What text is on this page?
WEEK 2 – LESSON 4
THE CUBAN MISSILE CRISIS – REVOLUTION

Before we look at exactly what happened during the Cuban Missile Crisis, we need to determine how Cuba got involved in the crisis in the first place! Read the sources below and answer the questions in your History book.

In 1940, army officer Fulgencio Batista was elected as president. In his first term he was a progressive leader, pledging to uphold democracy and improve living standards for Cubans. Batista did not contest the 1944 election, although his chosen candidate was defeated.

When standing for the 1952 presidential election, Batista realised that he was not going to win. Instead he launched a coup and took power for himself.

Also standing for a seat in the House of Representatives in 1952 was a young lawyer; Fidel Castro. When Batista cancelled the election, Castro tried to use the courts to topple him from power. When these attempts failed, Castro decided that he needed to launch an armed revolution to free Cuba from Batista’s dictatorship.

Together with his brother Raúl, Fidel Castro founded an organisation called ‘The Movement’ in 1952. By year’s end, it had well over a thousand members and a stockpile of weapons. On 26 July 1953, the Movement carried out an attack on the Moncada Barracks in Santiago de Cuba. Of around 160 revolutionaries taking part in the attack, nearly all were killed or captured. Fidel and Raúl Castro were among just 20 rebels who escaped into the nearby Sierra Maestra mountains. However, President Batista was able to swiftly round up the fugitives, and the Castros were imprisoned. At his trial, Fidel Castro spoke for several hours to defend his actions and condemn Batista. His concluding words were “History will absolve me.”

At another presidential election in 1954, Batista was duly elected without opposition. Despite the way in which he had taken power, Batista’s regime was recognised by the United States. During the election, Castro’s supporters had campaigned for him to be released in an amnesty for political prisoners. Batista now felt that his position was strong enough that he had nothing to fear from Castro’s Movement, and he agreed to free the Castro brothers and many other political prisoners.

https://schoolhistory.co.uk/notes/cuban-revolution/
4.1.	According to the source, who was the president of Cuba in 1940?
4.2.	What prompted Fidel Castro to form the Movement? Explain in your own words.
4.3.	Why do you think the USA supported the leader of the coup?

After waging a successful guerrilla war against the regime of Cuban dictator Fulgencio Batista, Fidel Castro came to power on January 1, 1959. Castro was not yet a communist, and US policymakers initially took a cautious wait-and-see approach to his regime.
################
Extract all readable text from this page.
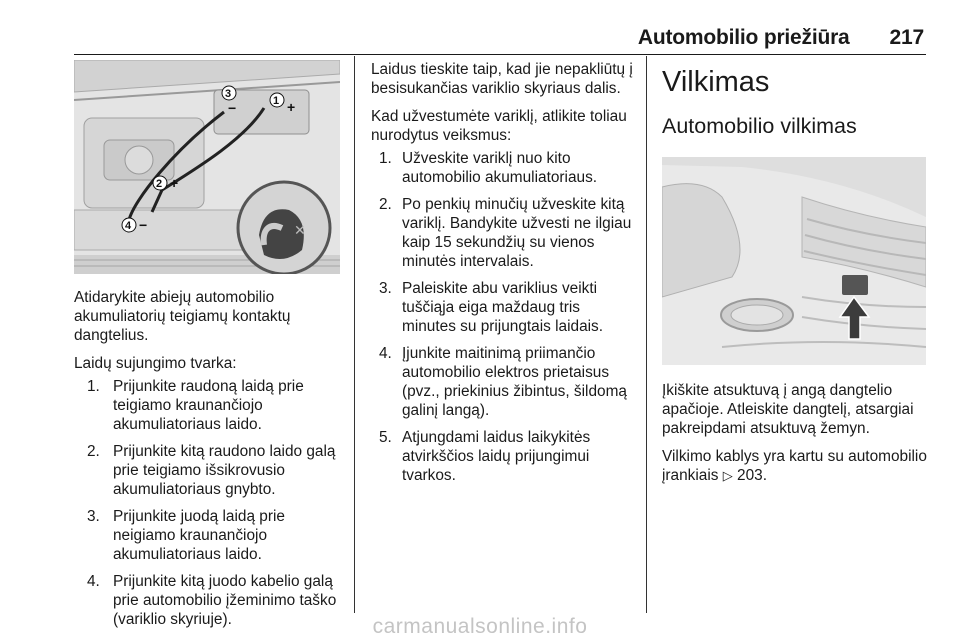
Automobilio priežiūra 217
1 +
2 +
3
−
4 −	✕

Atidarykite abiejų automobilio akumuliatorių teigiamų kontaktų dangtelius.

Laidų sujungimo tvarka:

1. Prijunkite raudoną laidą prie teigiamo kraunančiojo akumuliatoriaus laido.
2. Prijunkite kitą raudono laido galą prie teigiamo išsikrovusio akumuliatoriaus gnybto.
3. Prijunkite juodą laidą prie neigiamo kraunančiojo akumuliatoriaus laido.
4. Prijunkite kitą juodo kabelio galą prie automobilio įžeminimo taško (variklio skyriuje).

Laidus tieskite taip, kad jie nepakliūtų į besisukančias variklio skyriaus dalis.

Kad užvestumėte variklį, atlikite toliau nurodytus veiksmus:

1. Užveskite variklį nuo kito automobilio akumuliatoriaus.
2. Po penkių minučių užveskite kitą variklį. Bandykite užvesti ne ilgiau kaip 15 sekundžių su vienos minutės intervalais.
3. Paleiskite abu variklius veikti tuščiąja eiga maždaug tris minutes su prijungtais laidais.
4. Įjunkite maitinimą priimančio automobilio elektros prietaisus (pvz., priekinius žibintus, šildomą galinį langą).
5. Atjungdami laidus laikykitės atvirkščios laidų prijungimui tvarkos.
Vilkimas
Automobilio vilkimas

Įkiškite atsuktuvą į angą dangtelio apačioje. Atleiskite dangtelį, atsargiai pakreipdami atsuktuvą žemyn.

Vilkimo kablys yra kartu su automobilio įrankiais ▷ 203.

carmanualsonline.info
################
• [EXERCISE GOAL]:
Single out each line of the records above with the string "first" in it, and copy it.

• [THE REPLY]:
Before we look at exactly what happened during the Cuban Missile Crisis, we need to determine how Cuba got involved in the crisis in the first place! Read the sources below and answer the questions in your History book.
In 1940, army officer Fulgencio Batista was elected as president. In his first term he was a progressive leader, pledging to uphold democracy and improve living standards for Cubans. Batista did not contest the 1944 election, although his chosen candidate was defeated.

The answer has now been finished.